TEXT SEGMENT:
------------------------------------------------------------------------

Tweaked the CKIRCProtocol for Timeouts and Interrupts

CKit.jpg

Today I was trying to look at the chat interface of one of my apps that uses CKit and has a chat interface. I wanted to make sure that we'd be able to enable logging of individual price updates during the day because some of the support staff in London were getting a little panicked because they're used to this level of logging in another app I've written and frankly, they've come to depend on it.

So I was checking and realized that the chat interface was offline. Odd. It should work. Then it hit me... there was a change I'd made to the chat interface not so long ago (July 23, 2008: Lots of Trouble with MindAlign These Days). But I couldn't remember it. Thank goodness for WordPress! I found the entry where I'd changed the logic on the getReply() method on CKIRCProtocol. I'd had a problem of an infinite loop where I wasn't checking for an error when nothing was returned from the socket. So I changed the code to look like this:

    // now read up to the "\n" NEWLINE that the IRC server sends
    if (!error) {
        retval = mCommPort.readUpToNEWLINE();
        /*
         * It's possible that the data is empty - but the only way for
         * that to be acceptable is for a timeout to have occured. So,
         * if the data is empty and a timeout *didn't* occur, then we
         * need to disconnect this guy and the next pass through, we'll
         * be able to connect again and set things up properly - we
         * hope.
         */
        if (retval.empty() && (errno != ERR_READ_TIMEOUT)) {
            disconnect();
        }
    }

but that left me in the case today where the return code wasn't an error or a timeout - but in interrupt. What to do? Well... the point of an interrupt is that something caused it to bail, but it's not a problem of the socket per-se. So I needed to really change the code to read:

    // now read up to the "\n" NEWLINE that the IRC server sends
    if (!error) {
        retval = mCommPort.readUpToNEWLINE();
        /*
         * It's possible that the data is empty - but the only way for
         * that to be acceptable is for a timeout to have occured. So,
         * if the data is empty and a timeout *didn't* occur, then we
         * need to disconnect this guy and the next pass through, we'll
         * be able to connect again and set things up properly - we
         * hope.
         */
        if (retval.empty() && (errno == ERR_READ_ERROR)) {
            disconnect();
        }
    }

so that I'm sure to only bail when there's an error. Timeouts and interrupts don't count. This fixed up the problem and I got it out to the effect apps. Interesting little thing that turned up on linux. Solaris didn't have this issue.

------------------------------------------------------------------------

PROBLEM REQUIREMENTS:
In the post about the CKIRCProtocol change, which operating system did not have the issue? The records are separate material, not connected to the post about the CKIRCProtocol change.

------------------------------------------------------------------------

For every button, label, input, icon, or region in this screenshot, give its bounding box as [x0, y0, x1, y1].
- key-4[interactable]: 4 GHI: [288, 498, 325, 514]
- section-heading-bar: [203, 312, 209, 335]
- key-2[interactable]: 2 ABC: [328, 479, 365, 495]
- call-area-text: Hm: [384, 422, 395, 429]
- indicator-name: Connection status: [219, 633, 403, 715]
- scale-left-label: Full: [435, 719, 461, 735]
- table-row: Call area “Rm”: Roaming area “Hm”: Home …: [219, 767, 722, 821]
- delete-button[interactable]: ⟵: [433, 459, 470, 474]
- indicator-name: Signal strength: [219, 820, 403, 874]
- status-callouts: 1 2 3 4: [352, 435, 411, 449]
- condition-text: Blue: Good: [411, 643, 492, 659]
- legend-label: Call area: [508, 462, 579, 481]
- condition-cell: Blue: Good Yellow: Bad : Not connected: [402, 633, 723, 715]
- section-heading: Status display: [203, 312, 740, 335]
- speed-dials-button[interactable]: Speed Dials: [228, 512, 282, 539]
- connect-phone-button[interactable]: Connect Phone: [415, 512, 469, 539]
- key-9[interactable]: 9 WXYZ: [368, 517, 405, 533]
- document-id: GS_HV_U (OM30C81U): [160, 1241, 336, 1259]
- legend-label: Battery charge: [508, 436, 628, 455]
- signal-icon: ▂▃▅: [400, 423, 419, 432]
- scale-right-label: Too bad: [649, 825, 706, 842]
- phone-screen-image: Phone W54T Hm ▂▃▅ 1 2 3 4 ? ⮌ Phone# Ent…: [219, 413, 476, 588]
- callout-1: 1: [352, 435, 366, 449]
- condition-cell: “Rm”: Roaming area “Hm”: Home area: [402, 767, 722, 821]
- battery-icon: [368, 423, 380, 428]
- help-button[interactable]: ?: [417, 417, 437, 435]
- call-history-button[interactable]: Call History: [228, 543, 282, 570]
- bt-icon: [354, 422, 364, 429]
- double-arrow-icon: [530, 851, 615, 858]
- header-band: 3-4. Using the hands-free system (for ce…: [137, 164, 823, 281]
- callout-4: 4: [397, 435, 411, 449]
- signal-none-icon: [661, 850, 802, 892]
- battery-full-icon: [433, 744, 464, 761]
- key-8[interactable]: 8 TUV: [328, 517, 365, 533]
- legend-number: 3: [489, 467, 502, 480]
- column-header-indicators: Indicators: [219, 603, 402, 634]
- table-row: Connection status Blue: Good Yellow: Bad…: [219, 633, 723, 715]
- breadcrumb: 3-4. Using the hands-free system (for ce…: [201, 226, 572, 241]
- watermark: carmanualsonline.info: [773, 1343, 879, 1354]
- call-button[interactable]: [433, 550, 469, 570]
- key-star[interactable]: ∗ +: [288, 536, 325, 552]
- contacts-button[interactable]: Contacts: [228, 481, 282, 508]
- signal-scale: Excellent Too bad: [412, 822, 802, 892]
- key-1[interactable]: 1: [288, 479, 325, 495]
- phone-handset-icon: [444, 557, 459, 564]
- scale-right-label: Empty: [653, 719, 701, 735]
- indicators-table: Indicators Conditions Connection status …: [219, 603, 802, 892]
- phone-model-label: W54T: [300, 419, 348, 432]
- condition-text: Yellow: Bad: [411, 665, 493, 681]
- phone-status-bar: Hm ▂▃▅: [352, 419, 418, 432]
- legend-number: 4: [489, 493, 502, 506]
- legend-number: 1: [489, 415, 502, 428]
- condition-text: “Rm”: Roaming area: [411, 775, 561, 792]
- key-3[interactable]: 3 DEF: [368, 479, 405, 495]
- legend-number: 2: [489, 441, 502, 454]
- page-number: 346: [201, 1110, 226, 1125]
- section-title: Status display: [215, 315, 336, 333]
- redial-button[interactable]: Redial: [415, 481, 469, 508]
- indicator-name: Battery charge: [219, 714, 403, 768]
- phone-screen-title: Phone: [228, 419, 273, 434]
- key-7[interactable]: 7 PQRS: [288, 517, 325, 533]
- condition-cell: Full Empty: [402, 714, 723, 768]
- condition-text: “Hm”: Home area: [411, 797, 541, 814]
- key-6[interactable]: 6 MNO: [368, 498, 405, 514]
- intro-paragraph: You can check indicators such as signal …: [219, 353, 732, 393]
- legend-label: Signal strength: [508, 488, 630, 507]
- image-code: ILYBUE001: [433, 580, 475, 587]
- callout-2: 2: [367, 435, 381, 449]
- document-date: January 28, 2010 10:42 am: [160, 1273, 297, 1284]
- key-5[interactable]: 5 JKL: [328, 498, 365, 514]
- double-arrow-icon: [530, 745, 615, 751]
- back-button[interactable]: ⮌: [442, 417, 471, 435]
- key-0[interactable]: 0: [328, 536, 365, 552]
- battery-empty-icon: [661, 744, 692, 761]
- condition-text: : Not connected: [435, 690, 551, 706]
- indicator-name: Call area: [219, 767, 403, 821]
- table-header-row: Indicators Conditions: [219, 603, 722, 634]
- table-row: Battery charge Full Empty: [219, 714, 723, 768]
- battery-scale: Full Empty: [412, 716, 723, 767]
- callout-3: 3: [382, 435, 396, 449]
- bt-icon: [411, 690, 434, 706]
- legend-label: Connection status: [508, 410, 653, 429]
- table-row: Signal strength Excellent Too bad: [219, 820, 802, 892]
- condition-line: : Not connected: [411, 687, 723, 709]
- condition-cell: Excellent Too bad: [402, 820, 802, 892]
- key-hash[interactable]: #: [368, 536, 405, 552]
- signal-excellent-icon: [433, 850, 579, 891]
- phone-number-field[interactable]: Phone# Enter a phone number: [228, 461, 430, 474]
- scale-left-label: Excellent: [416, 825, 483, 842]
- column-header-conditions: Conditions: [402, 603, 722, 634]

------------------------------------------------------------------------

EXPECTED OUTPUT:
Solaris.